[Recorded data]

━━━━

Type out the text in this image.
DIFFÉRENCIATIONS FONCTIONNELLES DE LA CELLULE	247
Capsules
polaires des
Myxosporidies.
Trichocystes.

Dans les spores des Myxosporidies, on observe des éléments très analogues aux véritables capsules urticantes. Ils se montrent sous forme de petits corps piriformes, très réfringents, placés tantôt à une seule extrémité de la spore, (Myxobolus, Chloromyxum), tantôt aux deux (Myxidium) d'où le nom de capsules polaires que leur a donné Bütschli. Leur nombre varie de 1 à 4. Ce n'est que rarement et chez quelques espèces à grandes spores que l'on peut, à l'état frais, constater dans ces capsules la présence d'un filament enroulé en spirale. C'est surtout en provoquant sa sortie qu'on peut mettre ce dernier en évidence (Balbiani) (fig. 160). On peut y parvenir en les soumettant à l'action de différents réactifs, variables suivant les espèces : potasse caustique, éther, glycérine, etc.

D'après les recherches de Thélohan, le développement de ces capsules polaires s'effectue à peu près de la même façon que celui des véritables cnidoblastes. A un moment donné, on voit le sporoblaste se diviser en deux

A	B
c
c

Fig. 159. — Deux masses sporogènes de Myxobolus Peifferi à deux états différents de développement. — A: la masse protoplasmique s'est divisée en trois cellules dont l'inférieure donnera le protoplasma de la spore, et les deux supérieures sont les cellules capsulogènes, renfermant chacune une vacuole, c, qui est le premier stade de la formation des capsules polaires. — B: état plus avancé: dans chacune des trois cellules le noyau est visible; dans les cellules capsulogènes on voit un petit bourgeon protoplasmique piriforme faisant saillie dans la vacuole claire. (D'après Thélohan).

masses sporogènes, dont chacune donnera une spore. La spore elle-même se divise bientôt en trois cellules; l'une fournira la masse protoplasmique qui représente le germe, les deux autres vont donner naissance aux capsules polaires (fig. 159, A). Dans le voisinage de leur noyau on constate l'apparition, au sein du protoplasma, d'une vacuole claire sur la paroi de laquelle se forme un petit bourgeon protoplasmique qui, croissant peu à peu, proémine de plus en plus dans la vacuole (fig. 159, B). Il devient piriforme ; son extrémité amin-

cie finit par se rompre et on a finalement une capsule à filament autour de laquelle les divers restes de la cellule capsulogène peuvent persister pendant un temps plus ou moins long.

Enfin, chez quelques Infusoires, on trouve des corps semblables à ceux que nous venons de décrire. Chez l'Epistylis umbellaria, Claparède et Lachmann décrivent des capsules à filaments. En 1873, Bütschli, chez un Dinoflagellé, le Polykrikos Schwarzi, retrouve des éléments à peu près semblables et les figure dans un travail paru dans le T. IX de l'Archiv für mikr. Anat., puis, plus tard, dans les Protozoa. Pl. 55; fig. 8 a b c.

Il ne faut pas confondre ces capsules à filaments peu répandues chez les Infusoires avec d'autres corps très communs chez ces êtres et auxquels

━━━━

> Exercise directions
Please reproduce the entire listing, exactly as shown.

> Exercise output
Type out the text in this image.
DIFFÉRENCIATIONS FONCTIONNELLES DE LA CELLULE	247
Capsules
polaires des
Myxosporidies.
Trichocystes.

Dans les spores des Myxosporidies, on observe des éléments très analogues aux véritables capsules urticantes. Ils se montrent sous forme de petits corps piriformes, très réfringents, placés tantôt à une seule extrémité de la spore, (Myxobolus, Chloromyxum), tantôt aux deux (Myxidium) d'où le nom de capsules polaires que leur a donné Bütschli. Leur nombre varie de 1 à 4. Ce n'est que rarement et chez quelques espèces à grandes spores que l'on peut, à l'état frais, constater dans ces capsules la présence d'un filament enroulé en spirale. C'est surtout en provoquant sa sortie qu'on peut mettre ce dernier en évidence (Balbiani) (fig. 160). On peut y parvenir en les soumettant à l'action de différents réactifs, variables suivant les espèces : potasse caustique, éther, glycérine, etc.

D'après les recherches de Thélohan, le développement de ces capsules polaires s'effectue à peu près de la même façon que celui des véritables cnidoblastes. A un moment donné, on voit le sporoblaste se diviser en deux

A	B
c
c

Fig. 159. — Deux masses sporogènes de Myxobolus Peifferi à deux états différents de développement. — A: la masse protoplasmique s'est divisée en trois cellules dont l'inférieure donnera le protoplasma de la spore, et les deux supérieures sont les cellules capsulogènes, renfermant chacune une vacuole, c, qui est le premier stade de la formation des capsules polaires. — B: état plus avancé: dans chacune des trois cellules le noyau est visible; dans les cellules capsulogènes on voit un petit bourgeon protoplasmique piriforme faisant saillie dans la vacuole claire. (D'après Thélohan).

masses sporogènes, dont chacune donnera une spore. La spore elle-même se divise bientôt en trois cellules; l'une fournira la masse protoplasmique qui représente le germe, les deux autres vont donner naissance aux capsules polaires (fig. 159, A). Dans le voisinage de leur noyau on constate l'apparition, au sein du protoplasma, d'une vacuole claire sur la paroi de laquelle se forme un petit bourgeon protoplasmique qui, croissant peu à peu, proémine de plus en plus dans la vacuole (fig. 159, B). Il devient piriforme ; son extrémité amin-

cie finit par se rompre et on a finalement une capsule à filament autour de laquelle les divers restes de la cellule capsulogène peuvent persister pendant un temps plus ou moins long.

Enfin, chez quelques Infusoires, on trouve des corps semblables à ceux que nous venons de décrire. Chez l'Epistylis umbellaria, Claparède et Lachmann décrivent des capsules à filaments. En 1873, Bütschli, chez un Dinoflagellé, le Polykrikos Schwarzi, retrouve des éléments à peu près semblables et les figure dans un travail paru dans le T. IX de l'Archiv für mikr. Anat., puis, plus tard, dans les Protozoa. Pl. 55; fig. 8 a b c.

Il ne faut pas confondre ces capsules à filaments peu répandues chez les Infusoires avec d'autres corps très communs chez ces êtres et auxquels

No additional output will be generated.